* _WORK TO DO_: Omit images. Retype all entries verbatim.

(Entries from a visual dataset)
-- -- --

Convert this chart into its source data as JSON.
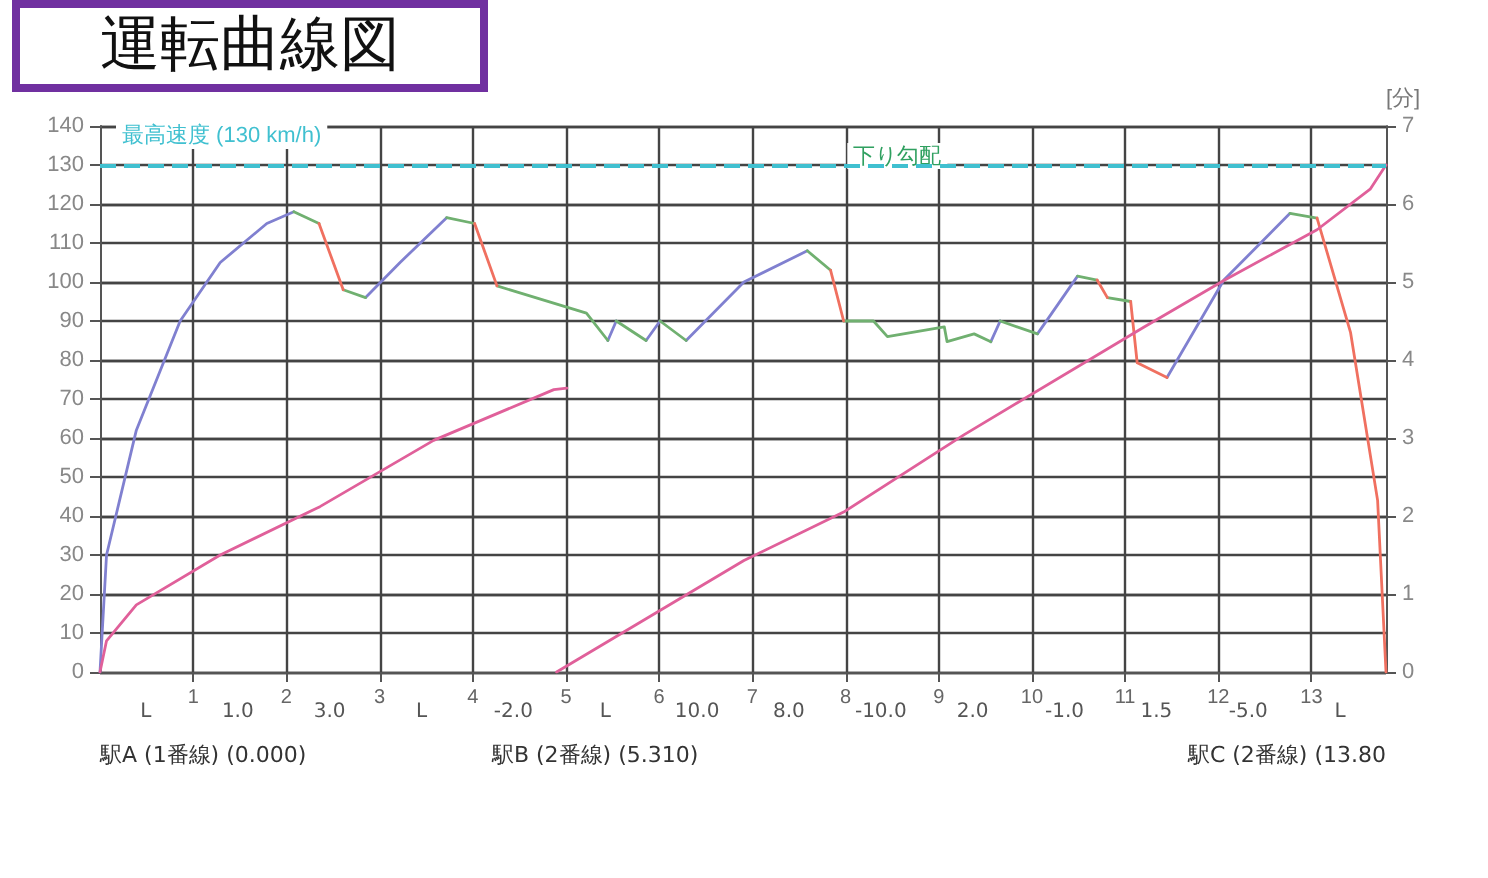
{
  "chart_data": {
    "type": "line",
    "title": "運転曲線図",
    "y2label": "[分]",
    "xlim": [
      0,
      13.8
    ],
    "xticks": [
      1,
      2,
      3,
      4,
      5,
      6,
      7,
      8,
      9,
      10,
      11,
      12,
      13
    ],
    "ylim": [
      0,
      140
    ],
    "yticks": [
      0,
      10,
      20,
      30,
      40,
      50,
      60,
      70,
      80,
      90,
      100,
      110,
      120,
      130,
      140
    ],
    "y2lim": [
      0,
      7
    ],
    "y2ticks": [
      0,
      1,
      2,
      3,
      4,
      5,
      6,
      7
    ],
    "grid": true,
    "marker": "none",
    "line_style": "solid",
    "series": [
      {
        "color": "#8080d0",
        "x": [
          0,
          0.07,
          0.39,
          0.86,
          1.29,
          1.79,
          2.08,
          null,
          2.85,
          3.22,
          3.72,
          null,
          5.45,
          5.54,
          null,
          5.86,
          6.01,
          null,
          6.29,
          6.91,
          7.59,
          null,
          9.56,
          9.66,
          null,
          10.06,
          10.49,
          null,
          11.45,
          12.06,
          12.77
        ],
        "values": [
          0,
          30,
          62,
          90,
          105,
          115,
          118,
          null,
          96,
          105,
          116.5,
          null,
          85,
          90,
          null,
          85,
          90,
          null,
          85,
          100,
          108,
          null,
          84.7,
          90,
          null,
          86.7,
          101.5,
          null,
          75.5,
          100.5,
          117.6
        ]
      },
      {
        "color": "#70b070",
        "x": [
          2.08,
          2.35,
          null,
          2.61,
          2.85,
          null,
          3.72,
          4.02,
          null,
          4.26,
          5.22,
          5.45,
          null,
          5.54,
          5.86,
          null,
          6.01,
          6.29,
          null,
          7.59,
          7.84,
          null,
          7.98,
          8.3,
          8.45,
          9.06,
          9.09,
          9.38,
          9.56,
          null,
          9.66,
          10.06,
          null,
          10.49,
          10.7,
          null,
          10.81,
          11.06,
          null,
          12.77,
          13.06
        ],
        "values": [
          118,
          115,
          null,
          98,
          96,
          null,
          116.5,
          115,
          null,
          99,
          92,
          85,
          null,
          90,
          85,
          null,
          90,
          85,
          null,
          108,
          103,
          null,
          90,
          90,
          86,
          88.5,
          84.7,
          86.7,
          84.7,
          null,
          90,
          86.7,
          null,
          101.5,
          100.5,
          null,
          96,
          95,
          null,
          117.6,
          116.4
        ]
      },
      {
        "color": "#f07060",
        "x": [
          2.35,
          2.61,
          null,
          4.02,
          4.26,
          null,
          7.84,
          7.98,
          null,
          10.7,
          10.81,
          null,
          11.06,
          11.13,
          11.45,
          null,
          13.06,
          13.42,
          13.71,
          13.8
        ],
        "values": [
          115,
          98,
          null,
          115,
          99,
          null,
          103,
          90,
          null,
          100.5,
          96,
          null,
          95,
          79.3,
          75.5,
          null,
          116.4,
          87,
          44,
          0
        ]
      },
      {
        "color": "#e0609a",
        "axis": "y2",
        "x": [
          0,
          0.07,
          0.39,
          1.29,
          2.36,
          3.58,
          4.87,
          5.01,
          null,
          4.9,
          6.91,
          7.98,
          9.27,
          11.2,
          12.06,
          13.06,
          13.63,
          13.8
        ],
        "values": [
          0,
          0.4,
          0.86,
          1.5,
          2.12,
          2.97,
          3.62,
          3.64,
          null,
          0,
          1.43,
          2.05,
          3.04,
          4.42,
          5.02,
          5.67,
          6.19,
          6.5
        ]
      }
    ],
    "ref_lines": [
      {
        "axis": "y",
        "value": 130,
        "label": "最高速度 (130 km/h)",
        "color": "#40c0d0",
        "line_style": "dashed"
      }
    ],
    "annotations": [
      "下り勾配",
      "駅A (1番線) (0.000)",
      "駅B (2番線) (5.310)",
      "駅C (2番線) (13.80",
      "L",
      "1.0",
      "3.0",
      "L",
      "-2.0",
      "L",
      "10.0",
      "8.0",
      "-10.0",
      "2.0",
      "-1.0",
      "1.5",
      "-5.0",
      "L"
    ]
  }
}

-- -- --

* _TASK OUTPUT_:
Convert this chart into its source data as JSON.
{
  "chart_data": {
    "type": "line",
    "title": "運転曲線図",
    "y2label": "[分]",
    "xlim": [
      0,
      13.8
    ],
    "xticks": [
      1,
      2,
      3,
      4,
      5,
      6,
      7,
      8,
      9,
      10,
      11,
      12,
      13
    ],
    "ylim": [
      0,
      140
    ],
    "yticks": [
      0,
      10,
      20,
      30,
      40,
      50,
      60,
      70,
      80,
      90,
      100,
      110,
      120,
      130,
      140
    ],
    "y2lim": [
      0,
      7
    ],
    "y2ticks": [
      0,
      1,
      2,
      3,
      4,
      5,
      6,
      7
    ],
    "grid": true,
    "marker": "none",
    "line_style": "solid",
    "series": [
      {
        "color": "#8080d0",
        "x": [
          0,
          0.07,
          0.39,
          0.86,
          1.29,
          1.79,
          2.08,
          null,
          2.85,
          3.22,
          3.72,
          null,
          5.45,
          5.54,
          null,
          5.86,
          6.01,
          null,
          6.29,
          6.91,
          7.59,
          null,
          9.56,
          9.66,
          null,
          10.06,
          10.49,
          null,
          11.45,
          12.06,
          12.77
        ],
        "values": [
          0,
          30,
          62,
          90,
          105,
          115,
          118,
          null,
          96,
          105,
          116.5,
          null,
          85,
          90,
          null,
          85,
          90,
          null,
          85,
          100,
          108,
          null,
          84.7,
          90,
          null,
          86.7,
          101.5,
          null,
          75.5,
          100.5,
          117.6
        ]
      },
      {
        "color": "#70b070",
        "x": [
          2.08,
          2.35,
          null,
          2.61,
          2.85,
          null,
          3.72,
          4.02,
          null,
          4.26,
          5.22,
          5.45,
          null,
          5.54,
          5.86,
          null,
          6.01,
          6.29,
          null,
          7.59,
          7.84,
          null,
          7.98,
          8.3,
          8.45,
          9.06,
          9.09,
          9.38,
          9.56,
          null,
          9.66,
          10.06,
          null,
          10.49,
          10.7,
          null,
          10.81,
          11.06,
          null,
          12.77,
          13.06
        ],
        "values": [
          118,
          115,
          null,
          98,
          96,
          null,
          116.5,
          115,
          null,
          99,
          92,
          85,
          null,
          90,
          85,
          null,
          90,
          85,
          null,
          108,
          103,
          null,
          90,
          90,
          86,
          88.5,
          84.7,
          86.7,
          84.7,
          null,
          90,
          86.7,
          null,
          101.5,
          100.5,
          null,
          96,
          95,
          null,
          117.6,
          116.4
        ]
      },
      {
        "color": "#f07060",
        "x": [
          2.35,
          2.61,
          null,
          4.02,
          4.26,
          null,
          7.84,
          7.98,
          null,
          10.7,
          10.81,
          null,
          11.06,
          11.13,
          11.45,
          null,
          13.06,
          13.42,
          13.71,
          13.8
        ],
        "values": [
          115,
          98,
          null,
          115,
          99,
          null,
          103,
          90,
          null,
          100.5,
          96,
          null,
          95,
          79.3,
          75.5,
          null,
          116.4,
          87,
          44,
          0
        ]
      },
      {
        "color": "#e0609a",
        "axis": "y2",
        "x": [
          0,
          0.07,
          0.39,
          1.29,
          2.36,
          3.58,
          4.87,
          5.01,
          null,
          4.9,
          6.91,
          7.98,
          9.27,
          11.2,
          12.06,
          13.06,
          13.63,
          13.8
        ],
        "values": [
          0,
          0.4,
          0.86,
          1.5,
          2.12,
          2.97,
          3.62,
          3.64,
          null,
          0,
          1.43,
          2.05,
          3.04,
          4.42,
          5.02,
          5.67,
          6.19,
          6.5
        ]
      }
    ],
    "ref_lines": [
      {
        "axis": "y",
        "value": 130,
        "label": "最高速度 (130 km/h)",
        "color": "#40c0d0",
        "line_style": "dashed"
      }
    ],
    "annotations": [
      "下り勾配",
      "駅A (1番線) (0.000)",
      "駅B (2番線) (5.310)",
      "駅C (2番線) (13.80",
      "L",
      "1.0",
      "3.0",
      "L",
      "-2.0",
      "L",
      "10.0",
      "8.0",
      "-10.0",
      "2.0",
      "-1.0",
      "1.5",
      "-5.0",
      "L"
    ]
  }
}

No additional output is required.